Material provided:
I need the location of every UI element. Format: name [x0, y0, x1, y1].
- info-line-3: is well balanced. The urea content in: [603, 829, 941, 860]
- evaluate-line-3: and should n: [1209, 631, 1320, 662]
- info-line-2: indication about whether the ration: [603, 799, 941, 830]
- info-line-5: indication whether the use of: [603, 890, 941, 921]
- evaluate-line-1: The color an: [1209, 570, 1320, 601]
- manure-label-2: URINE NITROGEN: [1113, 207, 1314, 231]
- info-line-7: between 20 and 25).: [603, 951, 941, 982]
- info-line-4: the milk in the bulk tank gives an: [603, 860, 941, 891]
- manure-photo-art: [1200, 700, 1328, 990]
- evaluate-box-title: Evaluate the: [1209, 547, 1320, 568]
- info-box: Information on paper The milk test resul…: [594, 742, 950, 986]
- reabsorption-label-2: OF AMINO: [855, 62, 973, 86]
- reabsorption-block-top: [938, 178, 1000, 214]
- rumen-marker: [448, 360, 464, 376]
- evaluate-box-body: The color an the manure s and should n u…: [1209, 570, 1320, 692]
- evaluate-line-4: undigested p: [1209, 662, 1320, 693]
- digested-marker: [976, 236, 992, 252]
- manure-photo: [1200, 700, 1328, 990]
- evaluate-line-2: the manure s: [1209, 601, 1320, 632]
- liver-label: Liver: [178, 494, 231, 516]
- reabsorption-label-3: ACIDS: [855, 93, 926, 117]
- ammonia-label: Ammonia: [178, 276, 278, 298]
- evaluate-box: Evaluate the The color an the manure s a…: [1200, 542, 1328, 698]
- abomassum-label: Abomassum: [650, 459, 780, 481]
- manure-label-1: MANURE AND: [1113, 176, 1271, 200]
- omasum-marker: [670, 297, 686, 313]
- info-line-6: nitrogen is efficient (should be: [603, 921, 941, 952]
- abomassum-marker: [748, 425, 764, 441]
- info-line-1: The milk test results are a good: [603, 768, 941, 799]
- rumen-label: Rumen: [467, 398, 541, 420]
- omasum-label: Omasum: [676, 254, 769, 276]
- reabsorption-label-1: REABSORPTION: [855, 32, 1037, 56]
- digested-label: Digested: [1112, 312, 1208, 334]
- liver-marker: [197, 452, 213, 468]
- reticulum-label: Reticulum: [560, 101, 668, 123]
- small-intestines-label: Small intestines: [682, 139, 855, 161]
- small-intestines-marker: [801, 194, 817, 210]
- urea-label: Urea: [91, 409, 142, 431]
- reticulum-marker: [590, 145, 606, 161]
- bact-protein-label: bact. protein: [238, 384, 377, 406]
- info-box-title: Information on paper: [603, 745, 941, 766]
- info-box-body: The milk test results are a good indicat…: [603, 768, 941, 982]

The problem:
All entries given above are to be printed again exactly.

Answer to the problem:
I need the location of every UI element. Format: name [x0, y0, x1, y1].
- info-line-3: is well balanced. The urea content in: [603, 829, 941, 860]
- evaluate-line-3: and should n: [1209, 631, 1320, 662]
- info-line-2: indication about whether the ration: [603, 799, 941, 830]
- info-line-5: indication whether the use of: [603, 890, 941, 921]
- evaluate-line-1: The color an: [1209, 570, 1320, 601]
- manure-label-2: URINE NITROGEN: [1113, 207, 1314, 231]
- info-line-7: between 20 and 25).: [603, 951, 941, 982]
- info-line-4: the milk in the bulk tank gives an: [603, 860, 941, 891]
- manure-photo-art: [1200, 700, 1328, 990]
- evaluate-box-title: Evaluate the: [1209, 547, 1320, 568]
- info-box: Information on paper The milk test resul…: [594, 742, 950, 986]
- reabsorption-label-2: OF AMINO: [855, 62, 973, 86]
- reabsorption-block-top: [938, 178, 1000, 214]
- rumen-marker: [448, 360, 464, 376]
- evaluate-box-body: The color an the manure s and should n u…: [1209, 570, 1320, 692]
- evaluate-line-4: undigested p: [1209, 662, 1320, 693]
- digested-marker: [976, 236, 992, 252]
- manure-photo: [1200, 700, 1328, 990]
- evaluate-line-2: the manure s: [1209, 601, 1320, 632]
- liver-label: Liver: [178, 494, 231, 516]
- reabsorption-label-3: ACIDS: [855, 93, 926, 117]
- ammonia-label: Ammonia: [178, 276, 278, 298]
- evaluate-box: Evaluate the The color an the manure s a…: [1200, 542, 1328, 698]
- abomassum-label: Abomassum: [650, 459, 780, 481]
- manure-label-1: MANURE AND: [1113, 176, 1271, 200]
- omasum-marker: [670, 297, 686, 313]
- info-line-6: nitrogen is efficient (should be: [603, 921, 941, 952]
- abomassum-marker: [748, 425, 764, 441]
- info-line-1: The milk test results are a good: [603, 768, 941, 799]
- rumen-label: Rumen: [467, 398, 541, 420]
- omasum-label: Omasum: [676, 254, 769, 276]
- reabsorption-label-1: REABSORPTION: [855, 32, 1037, 56]
- digested-label: Digested: [1112, 312, 1208, 334]
- liver-marker: [197, 452, 213, 468]
- reticulum-label: Reticulum: [560, 101, 668, 123]
- small-intestines-label: Small intestines: [682, 139, 855, 161]
- small-intestines-marker: [801, 194, 817, 210]
- urea-label: Urea: [91, 409, 142, 431]
- reticulum-marker: [590, 145, 606, 161]
- bact-protein-label: bact. protein: [238, 384, 377, 406]
- info-box-title: Information on paper: [603, 745, 941, 766]
- info-box-body: The milk test results are a good indicat…: [603, 768, 941, 982]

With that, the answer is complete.